## The task
Find the string "Please" in the data, then copy every line where it is found.

--*--

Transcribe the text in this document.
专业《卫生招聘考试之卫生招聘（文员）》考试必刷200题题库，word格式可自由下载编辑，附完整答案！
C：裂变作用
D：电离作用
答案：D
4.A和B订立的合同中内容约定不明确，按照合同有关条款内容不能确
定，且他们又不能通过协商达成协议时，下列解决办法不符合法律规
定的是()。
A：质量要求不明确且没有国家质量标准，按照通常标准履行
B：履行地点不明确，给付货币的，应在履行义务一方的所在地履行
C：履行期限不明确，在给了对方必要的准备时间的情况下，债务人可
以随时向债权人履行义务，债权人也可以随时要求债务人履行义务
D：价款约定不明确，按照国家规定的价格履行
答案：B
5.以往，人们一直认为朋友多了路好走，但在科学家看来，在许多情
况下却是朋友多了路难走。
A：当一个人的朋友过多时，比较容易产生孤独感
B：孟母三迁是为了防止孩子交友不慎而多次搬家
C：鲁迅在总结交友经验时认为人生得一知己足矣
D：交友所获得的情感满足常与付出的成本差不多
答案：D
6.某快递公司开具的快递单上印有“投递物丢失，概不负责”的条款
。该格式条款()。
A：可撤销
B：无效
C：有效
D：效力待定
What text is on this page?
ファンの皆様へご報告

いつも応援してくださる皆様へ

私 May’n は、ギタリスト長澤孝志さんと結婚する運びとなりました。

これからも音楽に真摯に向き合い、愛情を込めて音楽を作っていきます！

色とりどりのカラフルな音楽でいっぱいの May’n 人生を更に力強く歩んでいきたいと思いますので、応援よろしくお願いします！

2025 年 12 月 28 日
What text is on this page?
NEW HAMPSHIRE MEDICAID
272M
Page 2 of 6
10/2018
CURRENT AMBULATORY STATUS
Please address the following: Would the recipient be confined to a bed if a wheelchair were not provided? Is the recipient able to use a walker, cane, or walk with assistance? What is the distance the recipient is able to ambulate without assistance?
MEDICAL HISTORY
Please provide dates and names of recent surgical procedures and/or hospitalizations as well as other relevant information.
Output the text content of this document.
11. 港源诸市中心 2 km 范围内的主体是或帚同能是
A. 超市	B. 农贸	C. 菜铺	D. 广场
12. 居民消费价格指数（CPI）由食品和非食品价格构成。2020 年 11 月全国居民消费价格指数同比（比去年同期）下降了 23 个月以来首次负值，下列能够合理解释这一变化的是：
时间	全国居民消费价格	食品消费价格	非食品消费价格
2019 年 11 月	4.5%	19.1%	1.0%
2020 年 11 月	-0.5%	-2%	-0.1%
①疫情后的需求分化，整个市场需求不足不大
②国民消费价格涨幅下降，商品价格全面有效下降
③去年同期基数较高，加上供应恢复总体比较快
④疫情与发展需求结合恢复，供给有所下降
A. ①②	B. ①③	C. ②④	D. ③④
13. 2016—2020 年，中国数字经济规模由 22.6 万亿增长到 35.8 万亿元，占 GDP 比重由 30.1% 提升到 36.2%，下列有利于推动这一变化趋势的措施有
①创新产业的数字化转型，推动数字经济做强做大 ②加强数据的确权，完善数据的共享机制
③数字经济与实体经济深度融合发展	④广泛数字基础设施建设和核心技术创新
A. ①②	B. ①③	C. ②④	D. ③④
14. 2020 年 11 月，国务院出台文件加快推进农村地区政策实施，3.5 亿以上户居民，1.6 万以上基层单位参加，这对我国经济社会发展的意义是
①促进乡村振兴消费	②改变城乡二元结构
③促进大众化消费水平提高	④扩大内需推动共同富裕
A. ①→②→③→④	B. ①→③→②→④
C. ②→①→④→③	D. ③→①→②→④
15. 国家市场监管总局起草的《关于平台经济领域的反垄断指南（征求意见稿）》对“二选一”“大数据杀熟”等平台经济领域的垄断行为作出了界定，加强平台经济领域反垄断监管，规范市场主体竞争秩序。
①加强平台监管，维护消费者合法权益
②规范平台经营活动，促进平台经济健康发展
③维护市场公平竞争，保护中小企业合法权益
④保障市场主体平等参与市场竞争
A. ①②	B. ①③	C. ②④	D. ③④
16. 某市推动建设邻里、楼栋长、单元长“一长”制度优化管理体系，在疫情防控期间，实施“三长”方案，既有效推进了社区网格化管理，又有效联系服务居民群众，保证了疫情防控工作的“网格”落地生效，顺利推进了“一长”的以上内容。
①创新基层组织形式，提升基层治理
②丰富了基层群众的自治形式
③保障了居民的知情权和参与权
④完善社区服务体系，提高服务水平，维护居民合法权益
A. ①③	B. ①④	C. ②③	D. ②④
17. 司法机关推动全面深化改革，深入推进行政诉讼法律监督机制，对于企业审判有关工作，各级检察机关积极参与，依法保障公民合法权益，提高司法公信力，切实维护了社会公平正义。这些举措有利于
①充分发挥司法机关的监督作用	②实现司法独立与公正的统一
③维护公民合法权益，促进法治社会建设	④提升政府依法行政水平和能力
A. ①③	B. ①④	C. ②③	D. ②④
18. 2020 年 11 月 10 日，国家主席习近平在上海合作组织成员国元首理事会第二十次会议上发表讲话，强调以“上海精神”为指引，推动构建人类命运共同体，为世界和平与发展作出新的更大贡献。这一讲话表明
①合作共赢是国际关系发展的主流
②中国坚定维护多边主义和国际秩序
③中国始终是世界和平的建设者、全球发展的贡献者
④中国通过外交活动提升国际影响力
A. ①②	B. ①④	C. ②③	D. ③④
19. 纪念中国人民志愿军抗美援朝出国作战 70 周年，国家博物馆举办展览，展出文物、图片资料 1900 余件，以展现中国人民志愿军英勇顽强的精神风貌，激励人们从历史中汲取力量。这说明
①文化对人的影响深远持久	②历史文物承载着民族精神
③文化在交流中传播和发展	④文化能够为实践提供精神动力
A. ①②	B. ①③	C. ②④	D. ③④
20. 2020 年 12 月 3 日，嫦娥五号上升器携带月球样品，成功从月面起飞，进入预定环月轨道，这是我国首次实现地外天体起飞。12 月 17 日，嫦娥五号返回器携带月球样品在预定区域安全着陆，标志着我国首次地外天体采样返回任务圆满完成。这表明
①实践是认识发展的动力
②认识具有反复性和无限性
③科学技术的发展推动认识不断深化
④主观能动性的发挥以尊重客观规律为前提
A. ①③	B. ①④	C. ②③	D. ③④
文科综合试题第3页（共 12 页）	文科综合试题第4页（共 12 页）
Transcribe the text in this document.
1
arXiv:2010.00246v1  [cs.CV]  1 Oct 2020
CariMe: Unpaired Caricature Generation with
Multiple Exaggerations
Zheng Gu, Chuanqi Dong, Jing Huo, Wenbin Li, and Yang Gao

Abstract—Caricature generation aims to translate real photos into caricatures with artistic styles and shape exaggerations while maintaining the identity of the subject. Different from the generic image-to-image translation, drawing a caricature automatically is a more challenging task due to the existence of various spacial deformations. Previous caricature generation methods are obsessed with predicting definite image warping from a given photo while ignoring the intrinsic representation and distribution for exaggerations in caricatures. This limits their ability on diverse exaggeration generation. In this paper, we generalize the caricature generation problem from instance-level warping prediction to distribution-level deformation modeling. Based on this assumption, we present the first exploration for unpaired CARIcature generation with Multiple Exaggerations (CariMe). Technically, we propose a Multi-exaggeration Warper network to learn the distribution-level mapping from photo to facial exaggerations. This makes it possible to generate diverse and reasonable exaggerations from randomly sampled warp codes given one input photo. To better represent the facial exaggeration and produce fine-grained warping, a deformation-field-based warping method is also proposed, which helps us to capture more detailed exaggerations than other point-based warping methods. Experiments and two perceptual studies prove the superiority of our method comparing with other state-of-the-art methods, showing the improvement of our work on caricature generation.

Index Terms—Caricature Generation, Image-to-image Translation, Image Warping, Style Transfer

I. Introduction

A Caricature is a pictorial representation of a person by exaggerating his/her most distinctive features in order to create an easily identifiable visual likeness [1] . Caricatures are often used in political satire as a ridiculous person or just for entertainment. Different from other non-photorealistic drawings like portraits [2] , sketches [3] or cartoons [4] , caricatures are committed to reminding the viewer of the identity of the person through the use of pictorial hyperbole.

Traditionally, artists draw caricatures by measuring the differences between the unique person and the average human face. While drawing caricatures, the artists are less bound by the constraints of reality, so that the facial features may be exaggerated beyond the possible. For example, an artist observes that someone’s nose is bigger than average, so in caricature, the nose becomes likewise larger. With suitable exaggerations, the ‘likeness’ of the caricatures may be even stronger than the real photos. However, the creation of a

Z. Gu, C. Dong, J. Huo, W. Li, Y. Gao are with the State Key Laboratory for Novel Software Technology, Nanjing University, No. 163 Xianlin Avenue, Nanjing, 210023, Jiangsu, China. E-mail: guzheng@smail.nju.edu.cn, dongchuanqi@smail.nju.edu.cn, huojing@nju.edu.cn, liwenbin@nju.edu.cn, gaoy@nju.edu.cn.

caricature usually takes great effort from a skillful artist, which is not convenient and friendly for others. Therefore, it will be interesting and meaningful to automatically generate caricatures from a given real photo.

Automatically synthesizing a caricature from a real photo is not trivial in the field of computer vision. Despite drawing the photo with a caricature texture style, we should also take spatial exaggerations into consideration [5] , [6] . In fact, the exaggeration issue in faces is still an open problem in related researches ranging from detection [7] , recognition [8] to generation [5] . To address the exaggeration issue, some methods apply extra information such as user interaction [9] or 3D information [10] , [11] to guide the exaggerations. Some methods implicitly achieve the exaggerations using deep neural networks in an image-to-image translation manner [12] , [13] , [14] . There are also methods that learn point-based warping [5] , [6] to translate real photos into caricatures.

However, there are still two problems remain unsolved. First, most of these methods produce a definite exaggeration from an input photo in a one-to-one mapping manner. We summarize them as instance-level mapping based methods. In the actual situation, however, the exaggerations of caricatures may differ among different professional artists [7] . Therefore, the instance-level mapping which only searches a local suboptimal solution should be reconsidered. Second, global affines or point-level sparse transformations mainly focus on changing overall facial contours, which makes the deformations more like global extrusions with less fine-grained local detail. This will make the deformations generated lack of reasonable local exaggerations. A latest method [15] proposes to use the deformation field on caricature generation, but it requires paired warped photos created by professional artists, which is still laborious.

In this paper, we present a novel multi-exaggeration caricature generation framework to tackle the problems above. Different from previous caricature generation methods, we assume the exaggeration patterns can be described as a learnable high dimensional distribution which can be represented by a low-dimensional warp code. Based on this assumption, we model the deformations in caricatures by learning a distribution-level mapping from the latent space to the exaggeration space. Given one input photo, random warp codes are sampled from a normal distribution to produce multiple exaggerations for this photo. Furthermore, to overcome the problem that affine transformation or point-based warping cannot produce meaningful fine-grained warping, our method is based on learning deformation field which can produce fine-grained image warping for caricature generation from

--*--

## Expected answer
Please address the following: Would the recipient be confined to a bed if a wheelchair were not provided? Is the recipient able to use a walker, cane, or walk with assistance? What is the distance the recipient is able to ambulate without assistance?
Please provide dates and names of recent surgical procedures and/or hospitalizations as well as other relevant information.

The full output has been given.